## Begin PASSAGE

The 20:12 collective is comprised of the following artists: Victoria Heald, Nick Lord, Anika Manuel, Hannah Hopkins, Abigail Box, John Williams, Patrick Simkins, Johan Andersson, Michael English, Rebecca Molloy, Helen Gorrill, and Edward Sutcliffe.
Above: Nick Lord, Mark Cavendish. Photo © Degree Art
Press Play House
Araxie Kutchukian: Beyond
2-12 August 2012
Press Play House is an independent production company which sometimes transforms into a gallery space. For a week in August, PPH is hosting a solo exhibition of paintings by Araxie Kutchukian. The imagery references Greco-Roman classicism, whilst simultaneously drawing inspiration from every day life. For subject matter, the artist appropriates lost forgotten photographs, redundant images and memes from contemporary culture, which she adapts and re-contextualises. This eclectic mix paradoxically gives Kutchukian’s art a traditional pictorial coherence, whilst also subverting it.

## End PASSAGE
## Begin MATERIAL

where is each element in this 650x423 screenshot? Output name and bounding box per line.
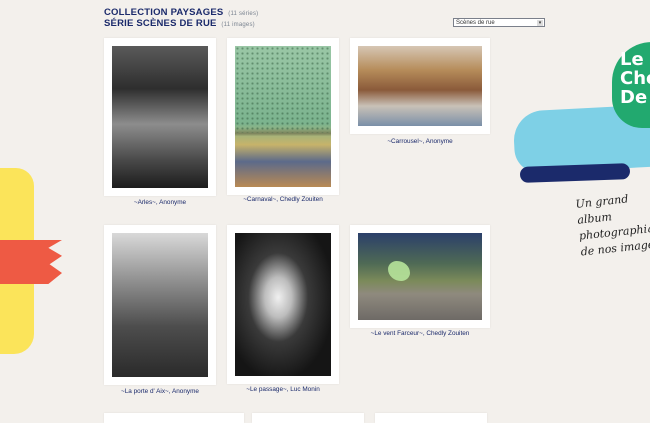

## End MATERIAL

* _EXERCISES_:
A. In the passage, rewrite the section between "Above: Nick Lord, Mark" and "also subverting it.", inclusive, and swap "gallery space" for "exhibition venue".
B. According to the passage, what kind of company is Press Play House?

* _TASK-BY-TASK OUTPUTS_:
A.
Above: Nick Lord, Mark Cavendish. Photo © Degree Art
Press Play House
Araxie Kutchukian: Beyond
2-12 August 2012
Press Play House is an independent production company which sometimes transforms into a exhibition venue. For a week in August, PPH is hosting a solo exhibition of paintings by Araxie Kutchukian. The imagery references Greco-Roman classicism, whilst simultaneously drawing inspiration from every day life. For subject matter, the artist appropriates lost forgotten photographs, redundant images and memes from contemporary culture, which she adapts and re-contextualises. This eclectic mix paradoxically gives Kutchukian’s art a traditional pictorial coherence, whilst also subverting it.

B. An independent production company that sometimes transforms into a gallery space.